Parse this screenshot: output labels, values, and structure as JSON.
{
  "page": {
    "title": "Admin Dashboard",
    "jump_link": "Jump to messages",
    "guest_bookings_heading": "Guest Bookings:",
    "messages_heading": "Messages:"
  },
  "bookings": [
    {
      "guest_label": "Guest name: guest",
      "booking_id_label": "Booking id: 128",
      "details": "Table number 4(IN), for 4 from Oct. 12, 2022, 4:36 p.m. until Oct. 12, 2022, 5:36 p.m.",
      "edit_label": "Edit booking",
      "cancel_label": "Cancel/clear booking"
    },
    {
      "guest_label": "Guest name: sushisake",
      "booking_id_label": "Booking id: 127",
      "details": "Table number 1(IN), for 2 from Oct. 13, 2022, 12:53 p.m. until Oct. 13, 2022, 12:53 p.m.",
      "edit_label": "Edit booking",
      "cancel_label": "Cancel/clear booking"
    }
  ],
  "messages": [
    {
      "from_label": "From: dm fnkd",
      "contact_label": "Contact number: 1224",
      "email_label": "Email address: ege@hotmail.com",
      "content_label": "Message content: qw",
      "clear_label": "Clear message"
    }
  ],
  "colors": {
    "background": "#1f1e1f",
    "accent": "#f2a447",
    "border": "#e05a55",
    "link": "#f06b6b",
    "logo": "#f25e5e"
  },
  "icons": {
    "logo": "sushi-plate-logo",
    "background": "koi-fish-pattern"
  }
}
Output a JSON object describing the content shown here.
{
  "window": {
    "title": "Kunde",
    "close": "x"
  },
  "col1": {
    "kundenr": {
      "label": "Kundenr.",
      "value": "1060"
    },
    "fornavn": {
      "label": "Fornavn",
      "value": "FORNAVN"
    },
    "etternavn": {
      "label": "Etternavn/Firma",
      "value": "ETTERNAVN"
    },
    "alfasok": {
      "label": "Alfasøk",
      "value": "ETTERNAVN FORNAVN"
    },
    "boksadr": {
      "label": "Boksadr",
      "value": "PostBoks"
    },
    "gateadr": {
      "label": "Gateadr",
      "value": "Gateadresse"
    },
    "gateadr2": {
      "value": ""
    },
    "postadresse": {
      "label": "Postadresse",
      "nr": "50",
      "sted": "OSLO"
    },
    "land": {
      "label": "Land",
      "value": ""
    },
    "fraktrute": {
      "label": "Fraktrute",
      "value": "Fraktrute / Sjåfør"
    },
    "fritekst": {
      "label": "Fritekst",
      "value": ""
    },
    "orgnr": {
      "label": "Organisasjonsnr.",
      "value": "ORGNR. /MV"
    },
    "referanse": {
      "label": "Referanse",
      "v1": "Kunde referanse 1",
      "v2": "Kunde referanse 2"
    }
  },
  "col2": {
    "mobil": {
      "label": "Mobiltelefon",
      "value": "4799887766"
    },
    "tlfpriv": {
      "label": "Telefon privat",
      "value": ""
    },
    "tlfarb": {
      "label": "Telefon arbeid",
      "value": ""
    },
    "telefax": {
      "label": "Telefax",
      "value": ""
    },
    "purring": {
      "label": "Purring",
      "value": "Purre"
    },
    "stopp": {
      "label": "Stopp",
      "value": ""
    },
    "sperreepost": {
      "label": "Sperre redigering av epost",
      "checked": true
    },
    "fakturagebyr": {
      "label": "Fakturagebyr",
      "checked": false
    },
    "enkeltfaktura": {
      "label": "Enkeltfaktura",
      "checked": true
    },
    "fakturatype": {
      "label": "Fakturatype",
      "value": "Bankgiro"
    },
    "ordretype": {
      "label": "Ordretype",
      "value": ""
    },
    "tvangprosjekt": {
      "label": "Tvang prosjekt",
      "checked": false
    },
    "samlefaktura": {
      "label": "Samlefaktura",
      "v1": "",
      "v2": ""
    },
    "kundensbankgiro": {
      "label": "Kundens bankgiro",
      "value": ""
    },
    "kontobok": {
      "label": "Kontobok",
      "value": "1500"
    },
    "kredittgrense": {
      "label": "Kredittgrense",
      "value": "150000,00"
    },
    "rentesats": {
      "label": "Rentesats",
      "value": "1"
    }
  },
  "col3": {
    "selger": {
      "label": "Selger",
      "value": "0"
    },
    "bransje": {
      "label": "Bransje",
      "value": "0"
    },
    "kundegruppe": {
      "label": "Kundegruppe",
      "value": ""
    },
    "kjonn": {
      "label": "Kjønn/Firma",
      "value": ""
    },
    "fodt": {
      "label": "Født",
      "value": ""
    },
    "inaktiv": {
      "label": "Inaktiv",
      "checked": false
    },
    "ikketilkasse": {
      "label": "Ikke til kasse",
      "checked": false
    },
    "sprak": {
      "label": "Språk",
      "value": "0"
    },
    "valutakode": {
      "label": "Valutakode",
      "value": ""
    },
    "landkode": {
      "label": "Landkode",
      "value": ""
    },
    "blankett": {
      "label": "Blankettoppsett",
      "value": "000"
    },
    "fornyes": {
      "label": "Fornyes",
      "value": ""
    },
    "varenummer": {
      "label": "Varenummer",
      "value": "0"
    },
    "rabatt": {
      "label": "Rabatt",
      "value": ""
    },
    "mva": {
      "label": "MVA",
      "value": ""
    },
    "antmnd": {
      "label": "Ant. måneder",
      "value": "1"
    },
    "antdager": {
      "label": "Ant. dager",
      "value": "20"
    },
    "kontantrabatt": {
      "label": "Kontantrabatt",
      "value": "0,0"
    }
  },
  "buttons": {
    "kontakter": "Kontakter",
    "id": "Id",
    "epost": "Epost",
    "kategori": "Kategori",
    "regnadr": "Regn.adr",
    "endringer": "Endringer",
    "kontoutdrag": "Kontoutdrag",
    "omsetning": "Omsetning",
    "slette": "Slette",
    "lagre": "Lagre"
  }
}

----------

_WHAT YOU NEED TO DO_:
Write the whole listing out again. Keep every line exactly as it is.

_SOLUTION TO THE PROBLEM_:
Parse this screenshot: output labels, values, and structure as JSON.
{
  "page": {
    "title": "Admin Dashboard",
    "jump_link": "Jump to messages",
    "guest_bookings_heading": "Guest Bookings:",
    "messages_heading": "Messages:"
  },
  "bookings": [
    {
      "guest_label": "Guest name: guest",
      "booking_id_label": "Booking id: 128",
      "details": "Table number 4(IN), for 4 from Oct. 12, 2022, 4:36 p.m. until Oct. 12, 2022, 5:36 p.m.",
      "edit_label": "Edit booking",
      "cancel_label": "Cancel/clear booking"
    },
    {
      "guest_label": "Guest name: sushisake",
      "booking_id_label": "Booking id: 127",
      "details": "Table number 1(IN), for 2 from Oct. 13, 2022, 12:53 p.m. until Oct. 13, 2022, 12:53 p.m.",
      "edit_label": "Edit booking",
      "cancel_label": "Cancel/clear booking"
    }
  ],
  "messages": [
    {
      "from_label": "From: dm fnkd",
      "contact_label": "Contact number: 1224",
      "email_label": "Email address: ege@hotmail.com",
      "content_label": "Message content: qw",
      "clear_label": "Clear message"
    }
  ],
  "colors": {
    "background": "#1f1e1f",
    "accent": "#f2a447",
    "border": "#e05a55",
    "link": "#f06b6b",
    "logo": "#f25e5e"
  },
  "icons": {
    "logo": "sushi-plate-logo",
    "background": "koi-fish-pattern"
  }
}
Output a JSON object describing the content shown here.
{
  "window": {
    "title": "Kunde",
    "close": "x"
  },
  "col1": {
    "kundenr": {
      "label": "Kundenr.",
      "value": "1060"
    },
    "fornavn": {
      "label": "Fornavn",
      "value": "FORNAVN"
    },
    "etternavn": {
      "label": "Etternavn/Firma",
      "value": "ETTERNAVN"
    },
    "alfasok": {
      "label": "Alfasøk",
      "value": "ETTERNAVN FORNAVN"
    },
    "boksadr": {
      "label": "Boksadr",
      "value": "PostBoks"
    },
    "gateadr": {
      "label": "Gateadr",
      "value": "Gateadresse"
    },
    "gateadr2": {
      "value": ""
    },
    "postadresse": {
      "label": "Postadresse",
      "nr": "50",
      "sted": "OSLO"
    },
    "land": {
      "label": "Land",
      "value": ""
    },
    "fraktrute": {
      "label": "Fraktrute",
      "value": "Fraktrute / Sjåfør"
    },
    "fritekst": {
      "label": "Fritekst",
      "value": ""
    },
    "orgnr": {
      "label": "Organisasjonsnr.",
      "value": "ORGNR. /MV"
    },
    "referanse": {
      "label": "Referanse",
      "v1": "Kunde referanse 1",
      "v2": "Kunde referanse 2"
    }
  },
  "col2": {
    "mobil": {
      "label": "Mobiltelefon",
      "value": "4799887766"
    },
    "tlfpriv": {
      "label": "Telefon privat",
      "value": ""
    },
    "tlfarb": {
      "label": "Telefon arbeid",
      "value": ""
    },
    "telefax": {
      "label": "Telefax",
      "value": ""
    },
    "purring": {
      "label": "Purring",
      "value": "Purre"
    },
    "stopp": {
      "label": "Stopp",
      "value": ""
    },
    "sperreepost": {
      "label": "Sperre redigering av epost",
      "checked": true
    },
    "fakturagebyr": {
      "label": "Fakturagebyr",
      "checked": false
    },
    "enkeltfaktura": {
      "label": "Enkeltfaktura",
      "checked": true
    },
    "fakturatype": {
      "label": "Fakturatype",
      "value": "Bankgiro"
    },
    "ordretype": {
      "label": "Ordretype",
      "value": ""
    },
    "tvangprosjekt": {
      "label": "Tvang prosjekt",
      "checked": false
    },
    "samlefaktura": {
      "label": "Samlefaktura",
      "v1": "",
      "v2": ""
    },
    "kundensbankgiro": {
      "label": "Kundens bankgiro",
      "value": ""
    },
    "kontobok": {
      "label": "Kontobok",
      "value": "1500"
    },
    "kredittgrense": {
      "label": "Kredittgrense",
      "value": "150000,00"
    },
    "rentesats": {
      "label": "Rentesats",
      "value": "1"
    }
  },
  "col3": {
    "selger": {
      "label": "Selger",
      "value": "0"
    },
    "bransje": {
      "label": "Bransje",
      "value": "0"
    },
    "kundegruppe": {
      "label": "Kundegruppe",
      "value": ""
    },
    "kjonn": {
      "label": "Kjønn/Firma",
      "value": ""
    },
    "fodt": {
      "label": "Født",
      "value": ""
    },
    "inaktiv": {
      "label": "Inaktiv",
      "checked": false
    },
    "ikketilkasse": {
      "label": "Ikke til kasse",
      "checked": false
    },
    "sprak": {
      "label": "Språk",
      "value": "0"
    },
    "valutakode": {
      "label": "Valutakode",
      "value": ""
    },
    "landkode": {
      "label": "Landkode",
      "value": ""
    },
    "blankett": {
      "label": "Blankettoppsett",
      "value": "000"
    },
    "fornyes": {
      "label": "Fornyes",
      "value": ""
    },
    "varenummer": {
      "label": "Varenummer",
      "value": "0"
    },
    "rabatt": {
      "label": "Rabatt",
      "value": ""
    },
    "mva": {
      "label": "MVA",
      "value": ""
    },
    "antmnd": {
      "label": "Ant. måneder",
      "value": "1"
    },
    "antdager": {
      "label": "Ant. dager",
      "value": "20"
    },
    "kontantrabatt": {
      "label": "Kontantrabatt",
      "value": "0,0"
    }
  },
  "buttons": {
    "kontakter": "Kontakter",
    "id": "Id",
    "epost": "Epost",
    "kategori": "Kategori",
    "regnadr": "Regn.adr",
    "endringer": "Endringer",
    "kontoutdrag": "Kontoutdrag",
    "omsetning": "Omsetning",
    "slette": "Slette",
    "lagre": "Lagre"
  }
}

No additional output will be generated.